THE INPUT:
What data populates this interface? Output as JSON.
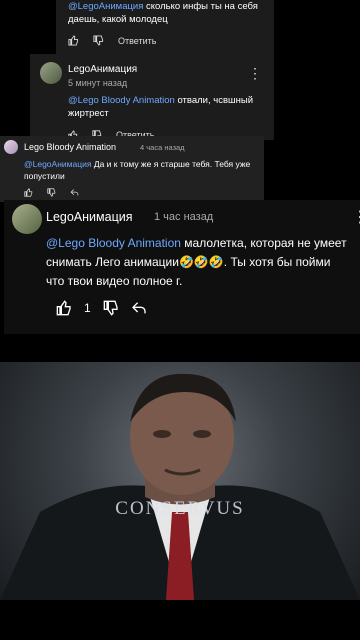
{
  "comment1": {
    "mention": "@LegoАнимация",
    "text": " сколько инфы ты на себя даешь, какой молодец",
    "reply_label": "Ответить"
  },
  "comment2": {
    "author": "LegoАнимация",
    "time": "5 минут назад",
    "mention": "@Lego Bloody Animation",
    "text": " отвали, чсвшный жиртрест",
    "reply_label": "Ответить"
  },
  "comment3": {
    "author": "Lego Bloody Animation",
    "time": "4 часа назад",
    "mention": "@LegoАнимация",
    "text": " Да и к тому же я старше тебя. Тебя уже попустили"
  },
  "comment4": {
    "author": "LegoАнимация",
    "time": "1 час назад",
    "mention": "@Lego Bloody Animation",
    "text": " малолетка, которая не умеет снимать Лего анимации🤣🤣🤣. Ты хотя бы пойми что твои видео полное г.",
    "like_count": "1"
  },
  "video": {
    "watermark": "CONSERVUS"
  },
  "colors": {
    "mention": "#6ea8ff",
    "card_bg": "#1c1c1c"
  }
}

EXERCISE OBJECTIVE: Nothing but the pictures may be dropped; output the records above exactly.

COMPLETED EXERCISE:
What data populates this interface? Output as JSON.
{
  "comment1": {
    "mention": "@LegoАнимация",
    "text": " сколько инфы ты на себя даешь, какой молодец",
    "reply_label": "Ответить"
  },
  "comment2": {
    "author": "LegoАнимация",
    "time": "5 минут назад",
    "mention": "@Lego Bloody Animation",
    "text": " отвали, чсвшный жиртрест",
    "reply_label": "Ответить"
  },
  "comment3": {
    "author": "Lego Bloody Animation",
    "time": "4 часа назад",
    "mention": "@LegoАнимация",
    "text": " Да и к тому же я старше тебя. Тебя уже попустили"
  },
  "comment4": {
    "author": "LegoАнимация",
    "time": "1 час назад",
    "mention": "@Lego Bloody Animation",
    "text": " малолетка, которая не умеет снимать Лего анимации🤣🤣🤣. Ты хотя бы пойми что твои видео полное г.",
    "like_count": "1"
  },
  "video": {
    "watermark": "CONSERVUS"
  },
  "colors": {
    "mention": "#6ea8ff",
    "card_bg": "#1c1c1c"
  }
}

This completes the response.